** Start **

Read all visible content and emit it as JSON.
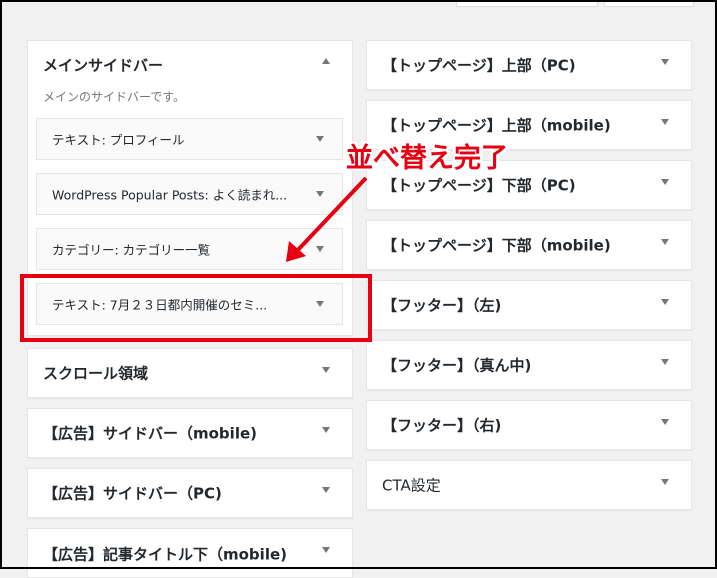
{
  "left_column": {
    "main_sidebar": {
      "title": "メインサイドバー",
      "description": "メインのサイドバーです。",
      "widgets": [
        {
          "label": "テキスト: プロフィール"
        },
        {
          "label": "WordPress Popular Posts: よく読まれ..."
        },
        {
          "label": "カテゴリー: カテゴリー一覧"
        },
        {
          "label": "テキスト: 7月２３日都内開催のセミ..."
        }
      ]
    },
    "areas": [
      {
        "title": "スクロール領域"
      },
      {
        "title": "【広告】サイドバー（mobile)"
      },
      {
        "title": "【広告】サイドバー（PC)"
      },
      {
        "title": "【広告】記事タイトル下（mobile)"
      }
    ]
  },
  "right_column": {
    "areas": [
      {
        "title": "【トップページ】上部（PC)"
      },
      {
        "title": "【トップページ】上部（mobile)"
      },
      {
        "title": "【トップページ】下部（PC)"
      },
      {
        "title": "【トップページ】下部（mobile)"
      },
      {
        "title": "【フッター】（左)"
      },
      {
        "title": "【フッター】（真ん中)"
      },
      {
        "title": "【フッター】（右)"
      },
      {
        "title": "CTA設定"
      }
    ]
  },
  "annotation": {
    "text": "並べ替え完了",
    "color": "#e60012"
  },
  "icons": {
    "expand": "chevron-down-icon",
    "collapse": "chevron-up-icon"
  }
}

** End **

Check every line of the material for the string "トップページ" and give the number of lines that have it, without anything else.

4